The madeleine bit lasts for three pages. I recommend that if you are going to read the book, you don’t read the following quotes because they’re so much more magical to encounter in context–after getting there with Proust. But if you’re a lazy ho-bag, here’s the bit where he puts it in his mouth:
“…I carried to my lips a spoonful of tea in which I had let soften a bit of madeleine.” (NOTE: his mother offers him tea which he usually refuses but this time he accepts.] “But at the very instant when the mouthful of tea mixed with cake crumbs touched my palate, I quivered, attentive to the extraordinary thing that was happening inside me. A delicious pleasure had invaded me, isolated me, without my having any notion as to its cause. It had immediately rendered the vicissitudes of life unimportant to me, its disasters innocuous, its brevity illusory, acting in the same way that love acts, by filling me with a precious essence: or rather this essence was not merely inside me, it was me. I had ceased to feel mediocre, contingent, mortal. Where could it have come to me from–this powerful joy? I sensed that it was connected to the taste of the tea and the cake, but that it went infinitely far beyond it, could not be of the same nature. Where did it come from? What did it mean? How could I grasp it?”

### EXERCISE DATA
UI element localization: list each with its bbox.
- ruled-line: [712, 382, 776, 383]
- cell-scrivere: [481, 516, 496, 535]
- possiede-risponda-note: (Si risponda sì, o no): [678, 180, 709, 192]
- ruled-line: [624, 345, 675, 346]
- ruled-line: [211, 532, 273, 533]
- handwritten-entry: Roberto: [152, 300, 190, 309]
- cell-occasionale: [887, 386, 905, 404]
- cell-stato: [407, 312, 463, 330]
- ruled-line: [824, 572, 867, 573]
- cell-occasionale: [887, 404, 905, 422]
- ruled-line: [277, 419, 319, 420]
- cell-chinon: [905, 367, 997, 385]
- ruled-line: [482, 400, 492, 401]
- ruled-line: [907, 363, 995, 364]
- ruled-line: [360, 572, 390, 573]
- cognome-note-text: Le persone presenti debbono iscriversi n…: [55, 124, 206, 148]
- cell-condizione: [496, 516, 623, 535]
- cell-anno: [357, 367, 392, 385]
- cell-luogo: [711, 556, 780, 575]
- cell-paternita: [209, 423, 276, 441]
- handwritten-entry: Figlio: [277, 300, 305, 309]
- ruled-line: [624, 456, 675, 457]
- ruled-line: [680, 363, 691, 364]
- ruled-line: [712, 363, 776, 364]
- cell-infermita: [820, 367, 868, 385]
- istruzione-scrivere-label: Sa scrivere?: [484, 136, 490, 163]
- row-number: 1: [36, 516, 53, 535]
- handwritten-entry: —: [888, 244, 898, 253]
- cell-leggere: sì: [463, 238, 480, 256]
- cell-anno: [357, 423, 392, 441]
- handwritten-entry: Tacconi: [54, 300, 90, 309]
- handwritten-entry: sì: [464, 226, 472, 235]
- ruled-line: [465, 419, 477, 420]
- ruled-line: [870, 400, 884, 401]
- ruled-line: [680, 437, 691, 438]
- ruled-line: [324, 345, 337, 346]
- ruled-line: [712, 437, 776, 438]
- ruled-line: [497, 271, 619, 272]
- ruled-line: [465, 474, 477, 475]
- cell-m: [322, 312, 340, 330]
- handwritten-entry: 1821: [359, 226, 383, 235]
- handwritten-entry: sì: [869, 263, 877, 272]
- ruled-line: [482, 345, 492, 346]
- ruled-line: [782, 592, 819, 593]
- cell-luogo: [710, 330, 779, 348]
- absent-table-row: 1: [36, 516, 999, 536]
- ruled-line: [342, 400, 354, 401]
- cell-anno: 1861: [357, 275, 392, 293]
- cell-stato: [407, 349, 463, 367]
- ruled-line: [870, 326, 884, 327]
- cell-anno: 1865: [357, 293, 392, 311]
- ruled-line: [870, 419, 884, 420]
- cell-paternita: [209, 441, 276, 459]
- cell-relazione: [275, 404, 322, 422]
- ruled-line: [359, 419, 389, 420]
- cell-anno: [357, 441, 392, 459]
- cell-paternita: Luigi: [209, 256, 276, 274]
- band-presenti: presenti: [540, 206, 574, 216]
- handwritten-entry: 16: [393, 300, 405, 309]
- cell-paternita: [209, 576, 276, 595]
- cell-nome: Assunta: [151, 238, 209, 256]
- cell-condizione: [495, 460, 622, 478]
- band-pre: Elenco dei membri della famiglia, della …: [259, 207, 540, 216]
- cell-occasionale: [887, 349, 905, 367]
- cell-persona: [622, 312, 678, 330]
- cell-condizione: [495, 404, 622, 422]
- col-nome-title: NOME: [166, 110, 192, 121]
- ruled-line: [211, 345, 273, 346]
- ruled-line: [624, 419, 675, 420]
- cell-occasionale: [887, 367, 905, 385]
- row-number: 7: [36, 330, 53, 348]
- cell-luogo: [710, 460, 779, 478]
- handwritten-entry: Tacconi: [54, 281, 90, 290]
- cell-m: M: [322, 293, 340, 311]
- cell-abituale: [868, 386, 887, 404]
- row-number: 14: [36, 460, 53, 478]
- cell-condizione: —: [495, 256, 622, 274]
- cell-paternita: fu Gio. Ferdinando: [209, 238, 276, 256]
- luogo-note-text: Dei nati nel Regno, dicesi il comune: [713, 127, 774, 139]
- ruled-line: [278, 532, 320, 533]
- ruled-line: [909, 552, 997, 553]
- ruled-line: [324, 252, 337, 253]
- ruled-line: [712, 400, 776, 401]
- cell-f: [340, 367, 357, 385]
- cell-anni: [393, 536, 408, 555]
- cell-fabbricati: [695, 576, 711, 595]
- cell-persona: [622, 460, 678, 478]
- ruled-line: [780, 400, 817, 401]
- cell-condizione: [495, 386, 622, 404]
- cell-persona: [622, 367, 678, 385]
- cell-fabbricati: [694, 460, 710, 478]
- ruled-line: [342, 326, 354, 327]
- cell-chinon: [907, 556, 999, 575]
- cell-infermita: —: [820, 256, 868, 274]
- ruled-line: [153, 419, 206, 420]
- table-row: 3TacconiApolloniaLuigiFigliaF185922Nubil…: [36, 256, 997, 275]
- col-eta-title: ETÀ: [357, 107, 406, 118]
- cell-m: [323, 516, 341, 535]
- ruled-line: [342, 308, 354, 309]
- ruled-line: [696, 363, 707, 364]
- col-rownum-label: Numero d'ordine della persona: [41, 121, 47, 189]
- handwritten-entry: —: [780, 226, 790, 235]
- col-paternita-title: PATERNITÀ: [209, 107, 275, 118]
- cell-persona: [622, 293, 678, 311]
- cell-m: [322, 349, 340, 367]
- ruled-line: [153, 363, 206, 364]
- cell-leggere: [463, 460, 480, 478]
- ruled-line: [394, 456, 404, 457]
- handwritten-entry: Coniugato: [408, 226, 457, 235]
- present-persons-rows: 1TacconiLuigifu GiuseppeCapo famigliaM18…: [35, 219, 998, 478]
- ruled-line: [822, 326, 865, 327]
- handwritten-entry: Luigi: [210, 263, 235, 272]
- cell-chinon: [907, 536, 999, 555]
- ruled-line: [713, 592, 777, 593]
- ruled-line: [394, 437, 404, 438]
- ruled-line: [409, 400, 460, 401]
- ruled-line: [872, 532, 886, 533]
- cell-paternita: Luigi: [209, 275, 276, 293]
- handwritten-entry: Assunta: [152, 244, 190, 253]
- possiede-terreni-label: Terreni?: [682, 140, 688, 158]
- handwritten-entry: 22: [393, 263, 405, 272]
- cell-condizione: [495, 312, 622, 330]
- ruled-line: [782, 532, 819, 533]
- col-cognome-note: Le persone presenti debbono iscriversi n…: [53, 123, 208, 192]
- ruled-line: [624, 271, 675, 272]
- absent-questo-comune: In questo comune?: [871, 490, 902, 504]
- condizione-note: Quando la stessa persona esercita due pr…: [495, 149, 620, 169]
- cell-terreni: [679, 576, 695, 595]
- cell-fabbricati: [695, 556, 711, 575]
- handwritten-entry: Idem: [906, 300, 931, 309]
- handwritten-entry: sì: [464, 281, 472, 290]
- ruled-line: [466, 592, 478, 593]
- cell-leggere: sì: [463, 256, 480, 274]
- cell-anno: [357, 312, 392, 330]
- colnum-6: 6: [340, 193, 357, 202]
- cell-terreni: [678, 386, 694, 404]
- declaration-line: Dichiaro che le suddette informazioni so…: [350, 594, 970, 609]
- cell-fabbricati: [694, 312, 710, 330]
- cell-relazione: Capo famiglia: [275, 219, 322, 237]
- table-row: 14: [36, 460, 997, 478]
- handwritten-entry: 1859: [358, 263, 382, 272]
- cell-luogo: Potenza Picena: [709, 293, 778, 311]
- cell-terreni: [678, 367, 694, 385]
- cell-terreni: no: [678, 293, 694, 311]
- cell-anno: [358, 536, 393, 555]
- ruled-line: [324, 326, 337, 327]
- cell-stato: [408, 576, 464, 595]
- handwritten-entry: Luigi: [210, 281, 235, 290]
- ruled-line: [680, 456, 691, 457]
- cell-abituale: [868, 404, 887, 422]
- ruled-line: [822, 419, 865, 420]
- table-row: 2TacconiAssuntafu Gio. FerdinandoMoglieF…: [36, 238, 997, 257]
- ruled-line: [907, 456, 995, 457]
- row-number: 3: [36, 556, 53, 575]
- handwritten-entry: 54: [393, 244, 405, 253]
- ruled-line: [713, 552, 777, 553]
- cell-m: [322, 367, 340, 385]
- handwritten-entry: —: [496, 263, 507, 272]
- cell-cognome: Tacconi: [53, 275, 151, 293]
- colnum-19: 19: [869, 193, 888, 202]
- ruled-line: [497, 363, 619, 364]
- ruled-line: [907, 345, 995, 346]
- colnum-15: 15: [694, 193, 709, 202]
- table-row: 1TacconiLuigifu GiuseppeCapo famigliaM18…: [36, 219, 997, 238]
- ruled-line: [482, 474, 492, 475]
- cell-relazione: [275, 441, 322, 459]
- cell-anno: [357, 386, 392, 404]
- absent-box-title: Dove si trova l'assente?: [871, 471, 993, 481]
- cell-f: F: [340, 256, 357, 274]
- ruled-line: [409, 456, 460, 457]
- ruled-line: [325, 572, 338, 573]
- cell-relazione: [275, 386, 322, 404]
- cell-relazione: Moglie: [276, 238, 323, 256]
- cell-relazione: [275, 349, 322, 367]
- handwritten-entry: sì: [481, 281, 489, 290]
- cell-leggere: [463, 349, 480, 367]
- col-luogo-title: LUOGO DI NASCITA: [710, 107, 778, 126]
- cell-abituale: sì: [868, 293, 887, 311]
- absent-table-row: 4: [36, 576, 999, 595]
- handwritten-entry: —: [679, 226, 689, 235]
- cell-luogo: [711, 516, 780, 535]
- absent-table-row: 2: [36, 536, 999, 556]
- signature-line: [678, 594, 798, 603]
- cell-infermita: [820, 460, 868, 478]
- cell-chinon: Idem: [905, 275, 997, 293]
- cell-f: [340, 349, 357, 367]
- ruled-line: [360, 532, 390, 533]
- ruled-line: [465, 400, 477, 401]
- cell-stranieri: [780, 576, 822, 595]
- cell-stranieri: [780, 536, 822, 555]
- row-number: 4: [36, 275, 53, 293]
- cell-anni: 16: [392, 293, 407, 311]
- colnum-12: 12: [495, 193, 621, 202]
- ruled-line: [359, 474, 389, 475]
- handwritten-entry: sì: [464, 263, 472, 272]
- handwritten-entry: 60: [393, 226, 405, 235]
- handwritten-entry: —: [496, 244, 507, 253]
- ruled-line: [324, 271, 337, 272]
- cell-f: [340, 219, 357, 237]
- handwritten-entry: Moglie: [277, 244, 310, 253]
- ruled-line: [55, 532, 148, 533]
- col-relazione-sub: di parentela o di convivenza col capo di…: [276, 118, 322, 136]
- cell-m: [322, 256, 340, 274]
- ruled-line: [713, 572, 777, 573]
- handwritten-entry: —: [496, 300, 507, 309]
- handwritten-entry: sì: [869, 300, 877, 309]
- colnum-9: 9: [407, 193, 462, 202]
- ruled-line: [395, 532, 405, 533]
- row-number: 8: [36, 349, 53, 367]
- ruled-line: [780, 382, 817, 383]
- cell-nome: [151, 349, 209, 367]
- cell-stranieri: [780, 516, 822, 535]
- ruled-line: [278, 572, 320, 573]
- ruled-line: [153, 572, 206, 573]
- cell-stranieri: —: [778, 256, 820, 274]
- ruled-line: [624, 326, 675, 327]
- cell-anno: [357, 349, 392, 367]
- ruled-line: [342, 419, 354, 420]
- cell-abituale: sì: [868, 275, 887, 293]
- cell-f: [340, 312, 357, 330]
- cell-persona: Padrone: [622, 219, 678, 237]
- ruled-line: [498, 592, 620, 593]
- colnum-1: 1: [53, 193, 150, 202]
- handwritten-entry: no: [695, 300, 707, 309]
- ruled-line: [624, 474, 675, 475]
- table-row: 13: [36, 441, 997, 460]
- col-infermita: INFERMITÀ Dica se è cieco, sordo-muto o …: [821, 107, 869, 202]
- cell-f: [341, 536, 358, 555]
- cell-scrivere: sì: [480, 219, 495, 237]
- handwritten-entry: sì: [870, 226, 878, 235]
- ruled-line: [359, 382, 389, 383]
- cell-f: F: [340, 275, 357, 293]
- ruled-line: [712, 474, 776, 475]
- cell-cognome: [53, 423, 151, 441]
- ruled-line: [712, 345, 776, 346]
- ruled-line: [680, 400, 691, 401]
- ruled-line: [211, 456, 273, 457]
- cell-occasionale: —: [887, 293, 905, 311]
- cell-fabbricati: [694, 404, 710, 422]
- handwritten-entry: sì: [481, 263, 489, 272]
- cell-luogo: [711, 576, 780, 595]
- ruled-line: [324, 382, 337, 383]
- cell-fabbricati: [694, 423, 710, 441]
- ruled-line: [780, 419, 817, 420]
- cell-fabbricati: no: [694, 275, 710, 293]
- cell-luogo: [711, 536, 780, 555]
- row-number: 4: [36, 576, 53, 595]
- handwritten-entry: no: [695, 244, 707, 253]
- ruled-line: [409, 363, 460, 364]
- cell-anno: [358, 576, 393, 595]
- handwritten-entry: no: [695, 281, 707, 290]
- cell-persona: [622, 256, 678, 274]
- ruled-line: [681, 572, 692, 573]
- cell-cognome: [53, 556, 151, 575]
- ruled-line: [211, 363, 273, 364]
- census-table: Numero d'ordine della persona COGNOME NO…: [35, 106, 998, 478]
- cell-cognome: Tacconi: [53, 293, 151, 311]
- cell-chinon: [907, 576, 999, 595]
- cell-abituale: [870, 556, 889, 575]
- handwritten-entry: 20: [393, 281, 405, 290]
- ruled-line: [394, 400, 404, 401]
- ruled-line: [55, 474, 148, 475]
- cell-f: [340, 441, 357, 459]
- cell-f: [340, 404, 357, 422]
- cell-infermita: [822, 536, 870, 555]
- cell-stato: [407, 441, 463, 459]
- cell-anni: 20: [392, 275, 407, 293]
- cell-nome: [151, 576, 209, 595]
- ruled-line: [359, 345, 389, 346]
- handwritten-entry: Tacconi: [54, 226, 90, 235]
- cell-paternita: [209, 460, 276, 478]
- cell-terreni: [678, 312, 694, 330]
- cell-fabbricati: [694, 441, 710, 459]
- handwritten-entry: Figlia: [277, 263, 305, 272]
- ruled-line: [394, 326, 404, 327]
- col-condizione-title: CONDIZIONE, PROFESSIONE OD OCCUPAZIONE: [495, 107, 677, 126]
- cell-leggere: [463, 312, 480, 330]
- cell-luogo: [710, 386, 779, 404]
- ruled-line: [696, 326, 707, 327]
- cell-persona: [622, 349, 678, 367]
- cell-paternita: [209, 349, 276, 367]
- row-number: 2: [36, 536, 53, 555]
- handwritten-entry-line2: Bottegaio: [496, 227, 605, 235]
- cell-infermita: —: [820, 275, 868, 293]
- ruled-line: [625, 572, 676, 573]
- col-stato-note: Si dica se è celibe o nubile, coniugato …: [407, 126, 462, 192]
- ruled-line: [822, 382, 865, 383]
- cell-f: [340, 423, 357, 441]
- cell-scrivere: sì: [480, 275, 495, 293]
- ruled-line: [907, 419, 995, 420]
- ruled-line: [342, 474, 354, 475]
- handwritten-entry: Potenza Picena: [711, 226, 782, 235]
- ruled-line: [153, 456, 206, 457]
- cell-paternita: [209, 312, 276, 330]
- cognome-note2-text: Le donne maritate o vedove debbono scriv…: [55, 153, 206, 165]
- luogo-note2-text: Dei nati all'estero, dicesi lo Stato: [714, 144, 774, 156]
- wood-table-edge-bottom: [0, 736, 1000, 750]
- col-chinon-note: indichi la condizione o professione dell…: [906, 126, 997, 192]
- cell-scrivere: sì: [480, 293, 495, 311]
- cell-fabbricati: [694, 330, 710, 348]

### WHAT THE TASK REQUIRES
Carry on the passage about Proust's madeleine from its final sentence.

### TASK RESPONSE
He goes on to identify the memory–it takes him a while–and “as soon as I had recognized the taste of the piece of madeleine dipped in lime-blossom tea that my aunt used to give me (though I did not yet know and had to put off to much later discovering why this memory made me so happy), immediately the old gray house on the street, where her bedroom was, came like a stage set to attach itself to the little wing opening onto the garden that had been built for my parents behind it….”
That’s a beautiful passage, is it not? And I love this bit that comes before it: “But, when nothing subsists of an old past, after the death of people, after the destruction of things, alone, frailer but more enduring, more immaterial, more persistent, more faithful, smell and taste still remain for a long time, like souls, remembering, waiting, hoping, upon the ruins of all the rest, bearing without giving way, on their almost impalpable droplet, the immense edifice of memory.”
If that weren’t the grandest defense ever for writing about food and caring about food, I don’t know what is. “Smell and taste”: this is what you pay for when you go to Masa, or Jean-Georges, or Babbo; this is what you long for when you remember your grandmother’s cooking or your last trip to Europe. I remember when my great-grandmother Helen died we still had some of her nightgowns hanging in our closet (she sometimes stayed with us) and they smelled like her. I missed her so much (she was the jolliest woman ever) and I remember going into that closet and smelling her clothes to try to bring her back a little. It’s amazing how the brain works; how sensory triggers can unlock buried treasure chests of memory.
So in conclusion, before you drop the P-bomb, remember not to take it lightly. Proust’s madeleine ain’t no rainbow cookie. It’s a spiritual thing, a matter of chance, not something you can self-induce. Have you ever been taken by surprise tasting something, smelling something, hearing something that you couldn’t identify but that conjured up your past? Congratulations. Proust dropped his bomb on ya.